== EXTRACTED RECORDS
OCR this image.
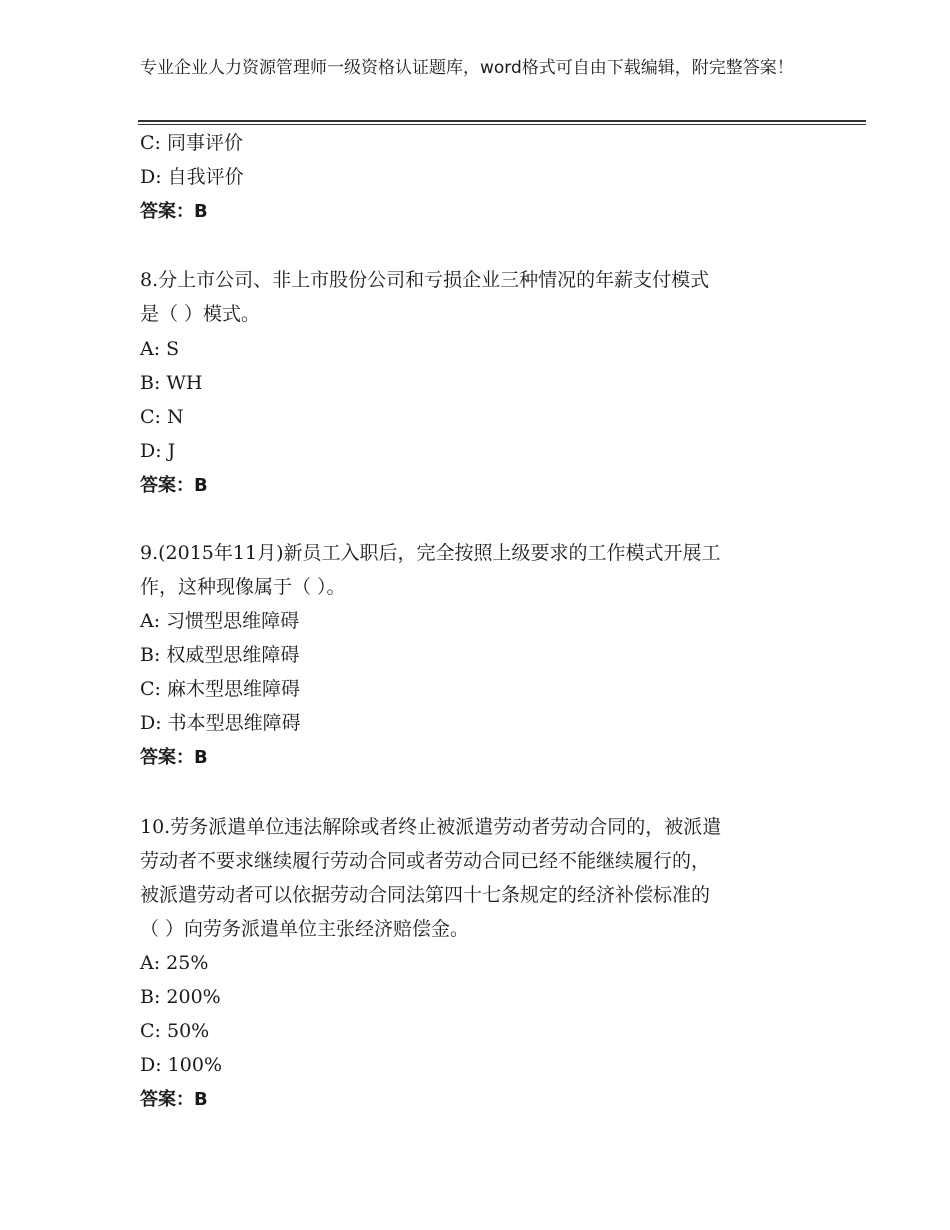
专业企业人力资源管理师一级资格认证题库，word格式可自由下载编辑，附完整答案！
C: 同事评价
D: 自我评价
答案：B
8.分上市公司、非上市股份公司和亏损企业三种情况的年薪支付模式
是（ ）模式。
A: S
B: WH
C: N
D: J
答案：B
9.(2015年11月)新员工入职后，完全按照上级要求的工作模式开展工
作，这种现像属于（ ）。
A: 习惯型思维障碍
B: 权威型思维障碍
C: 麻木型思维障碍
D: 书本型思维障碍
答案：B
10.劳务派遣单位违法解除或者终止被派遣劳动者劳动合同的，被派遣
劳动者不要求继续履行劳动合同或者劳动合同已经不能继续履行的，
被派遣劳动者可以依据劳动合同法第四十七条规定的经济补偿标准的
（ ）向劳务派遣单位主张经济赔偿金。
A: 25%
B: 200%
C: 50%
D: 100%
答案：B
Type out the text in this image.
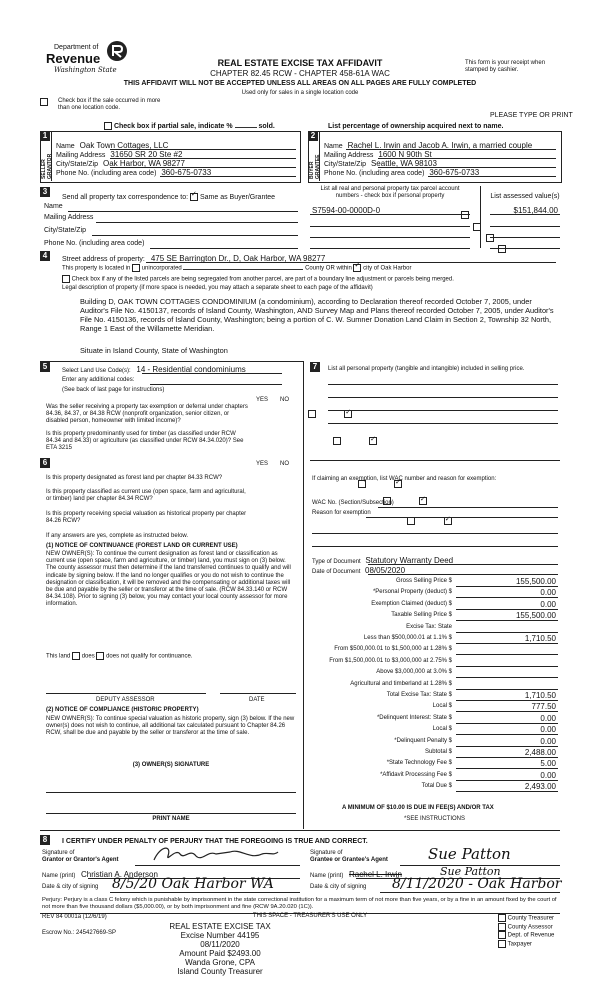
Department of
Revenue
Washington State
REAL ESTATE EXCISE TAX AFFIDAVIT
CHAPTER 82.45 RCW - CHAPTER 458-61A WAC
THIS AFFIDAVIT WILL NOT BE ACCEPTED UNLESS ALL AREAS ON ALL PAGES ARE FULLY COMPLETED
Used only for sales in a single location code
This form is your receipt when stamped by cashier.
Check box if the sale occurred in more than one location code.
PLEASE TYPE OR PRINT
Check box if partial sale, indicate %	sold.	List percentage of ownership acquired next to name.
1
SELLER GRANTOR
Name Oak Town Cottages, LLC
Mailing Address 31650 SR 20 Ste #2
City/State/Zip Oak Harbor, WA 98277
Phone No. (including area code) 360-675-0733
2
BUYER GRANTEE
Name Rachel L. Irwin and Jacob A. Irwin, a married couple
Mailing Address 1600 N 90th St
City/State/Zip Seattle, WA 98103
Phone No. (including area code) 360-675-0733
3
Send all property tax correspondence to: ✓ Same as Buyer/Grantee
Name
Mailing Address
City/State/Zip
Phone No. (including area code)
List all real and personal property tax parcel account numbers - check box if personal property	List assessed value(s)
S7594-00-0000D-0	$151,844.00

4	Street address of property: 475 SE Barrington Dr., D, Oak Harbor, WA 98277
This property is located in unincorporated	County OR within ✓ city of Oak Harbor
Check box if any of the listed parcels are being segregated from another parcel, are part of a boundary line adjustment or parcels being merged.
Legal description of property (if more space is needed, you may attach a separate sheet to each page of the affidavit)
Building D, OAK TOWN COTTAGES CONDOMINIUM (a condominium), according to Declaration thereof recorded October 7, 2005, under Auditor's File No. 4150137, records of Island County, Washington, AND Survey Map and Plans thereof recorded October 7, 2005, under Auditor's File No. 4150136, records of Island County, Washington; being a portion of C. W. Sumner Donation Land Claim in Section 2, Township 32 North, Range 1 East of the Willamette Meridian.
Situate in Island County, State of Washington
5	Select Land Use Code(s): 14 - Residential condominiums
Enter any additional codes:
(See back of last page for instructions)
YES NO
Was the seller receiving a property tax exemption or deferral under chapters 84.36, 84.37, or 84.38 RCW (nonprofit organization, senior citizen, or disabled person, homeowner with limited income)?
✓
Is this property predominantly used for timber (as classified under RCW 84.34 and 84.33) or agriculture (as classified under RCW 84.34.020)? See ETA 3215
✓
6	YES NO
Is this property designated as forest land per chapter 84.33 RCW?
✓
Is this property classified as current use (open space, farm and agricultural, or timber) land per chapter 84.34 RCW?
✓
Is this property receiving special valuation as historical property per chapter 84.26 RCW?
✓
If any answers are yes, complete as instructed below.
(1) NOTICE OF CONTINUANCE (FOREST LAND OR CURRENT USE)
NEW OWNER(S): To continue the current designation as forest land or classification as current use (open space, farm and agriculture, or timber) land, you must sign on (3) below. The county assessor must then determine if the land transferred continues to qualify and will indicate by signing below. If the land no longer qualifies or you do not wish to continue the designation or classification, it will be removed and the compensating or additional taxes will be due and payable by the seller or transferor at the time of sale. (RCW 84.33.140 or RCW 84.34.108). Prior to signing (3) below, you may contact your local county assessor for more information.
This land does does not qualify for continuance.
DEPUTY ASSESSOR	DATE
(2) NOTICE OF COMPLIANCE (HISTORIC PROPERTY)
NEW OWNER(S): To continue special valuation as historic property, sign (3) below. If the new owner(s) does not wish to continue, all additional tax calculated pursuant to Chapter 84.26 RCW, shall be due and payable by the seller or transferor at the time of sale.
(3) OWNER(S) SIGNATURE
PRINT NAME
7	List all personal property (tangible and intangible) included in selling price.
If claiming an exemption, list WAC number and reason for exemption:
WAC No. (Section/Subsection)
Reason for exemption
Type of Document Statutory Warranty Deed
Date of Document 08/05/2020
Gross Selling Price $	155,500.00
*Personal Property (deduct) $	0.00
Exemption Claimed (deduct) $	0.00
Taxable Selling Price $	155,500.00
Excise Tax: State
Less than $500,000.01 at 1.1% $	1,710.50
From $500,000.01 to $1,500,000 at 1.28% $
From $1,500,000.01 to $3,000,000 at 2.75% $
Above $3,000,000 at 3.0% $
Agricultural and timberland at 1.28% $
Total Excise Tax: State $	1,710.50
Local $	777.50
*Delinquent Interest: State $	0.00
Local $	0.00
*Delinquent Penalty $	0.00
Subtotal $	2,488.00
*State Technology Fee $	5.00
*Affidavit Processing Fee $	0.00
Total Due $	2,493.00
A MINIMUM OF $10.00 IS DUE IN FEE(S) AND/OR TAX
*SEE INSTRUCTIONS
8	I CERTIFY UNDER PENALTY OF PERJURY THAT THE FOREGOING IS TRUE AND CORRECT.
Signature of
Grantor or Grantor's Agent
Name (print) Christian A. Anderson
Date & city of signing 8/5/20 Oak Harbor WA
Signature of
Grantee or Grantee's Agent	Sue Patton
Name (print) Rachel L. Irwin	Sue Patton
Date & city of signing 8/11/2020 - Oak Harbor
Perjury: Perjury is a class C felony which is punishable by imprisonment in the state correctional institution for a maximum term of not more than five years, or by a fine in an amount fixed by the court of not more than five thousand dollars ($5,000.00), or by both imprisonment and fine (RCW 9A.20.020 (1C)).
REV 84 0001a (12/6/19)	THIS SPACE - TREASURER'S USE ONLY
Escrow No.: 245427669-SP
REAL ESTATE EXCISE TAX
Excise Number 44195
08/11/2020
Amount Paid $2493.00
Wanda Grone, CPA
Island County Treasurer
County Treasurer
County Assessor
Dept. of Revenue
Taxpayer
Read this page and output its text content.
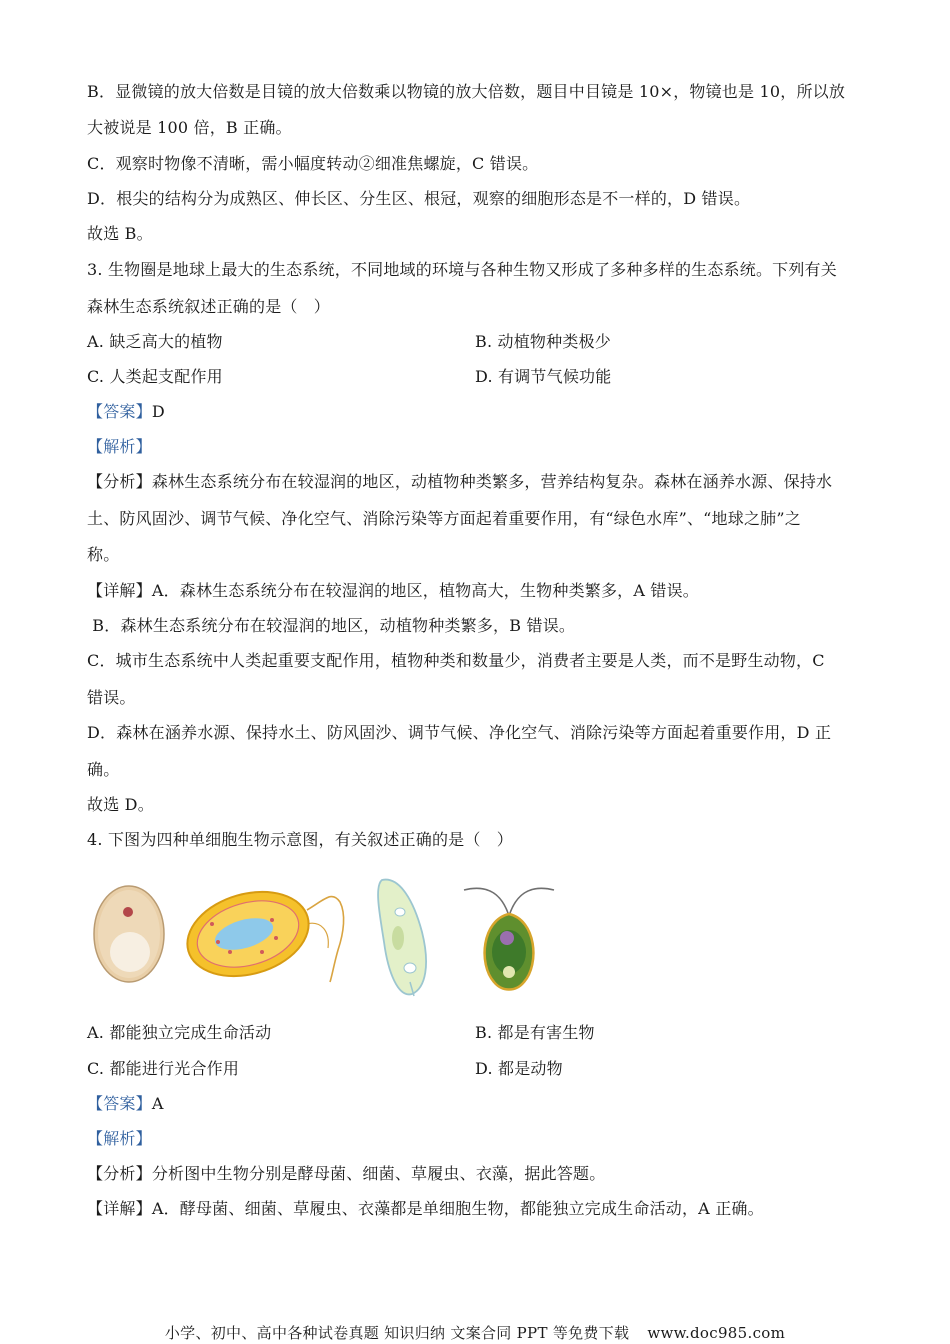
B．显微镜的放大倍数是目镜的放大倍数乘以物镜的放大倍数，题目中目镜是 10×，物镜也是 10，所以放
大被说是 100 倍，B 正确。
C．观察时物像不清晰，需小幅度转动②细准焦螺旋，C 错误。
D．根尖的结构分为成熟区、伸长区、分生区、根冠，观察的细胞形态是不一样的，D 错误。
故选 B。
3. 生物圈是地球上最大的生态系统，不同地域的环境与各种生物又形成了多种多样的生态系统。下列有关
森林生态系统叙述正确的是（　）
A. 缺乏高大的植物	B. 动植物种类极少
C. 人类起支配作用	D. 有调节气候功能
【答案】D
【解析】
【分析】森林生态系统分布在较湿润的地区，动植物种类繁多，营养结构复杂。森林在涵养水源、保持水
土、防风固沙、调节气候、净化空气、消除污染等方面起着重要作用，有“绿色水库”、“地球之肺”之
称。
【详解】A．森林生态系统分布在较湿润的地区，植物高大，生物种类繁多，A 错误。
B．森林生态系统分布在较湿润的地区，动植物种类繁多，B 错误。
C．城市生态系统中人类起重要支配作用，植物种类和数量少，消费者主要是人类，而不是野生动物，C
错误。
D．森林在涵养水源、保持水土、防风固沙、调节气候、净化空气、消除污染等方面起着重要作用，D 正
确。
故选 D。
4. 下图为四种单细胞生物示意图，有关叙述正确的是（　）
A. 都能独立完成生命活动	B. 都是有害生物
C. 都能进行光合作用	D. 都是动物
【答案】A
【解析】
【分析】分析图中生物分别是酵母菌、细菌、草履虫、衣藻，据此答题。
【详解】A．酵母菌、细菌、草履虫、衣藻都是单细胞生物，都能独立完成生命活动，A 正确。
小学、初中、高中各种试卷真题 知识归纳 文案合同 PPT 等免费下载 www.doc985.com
====
◆ WHAT YOU SHOULD DO ◆
Extract every line containing the string "signing" from the data above.

◆ SOLUTION FOR THIS EXERCISE ◆
NEW OWNER(S): To continue the current designation as forest land or classification as current use (open space, farm and agriculture, or timber) land, you must sign on (3) below. The county assessor must then determine if the land transferred continues to qualify and will indicate by signing below. If the land no longer qualifies or you do not wish to continue the designation or classification, it will be removed and the compensating or additional taxes will be due and payable by the seller or transferor at the time of sale. (RCW 84.33.140 or RCW 84.34.108). Prior to signing (3) below, you may contact your local county assessor for more information.
Date & city of signing 8/5/20 Oak Harbor WA
Date & city of signing 8/11/2020 - Oak Harbor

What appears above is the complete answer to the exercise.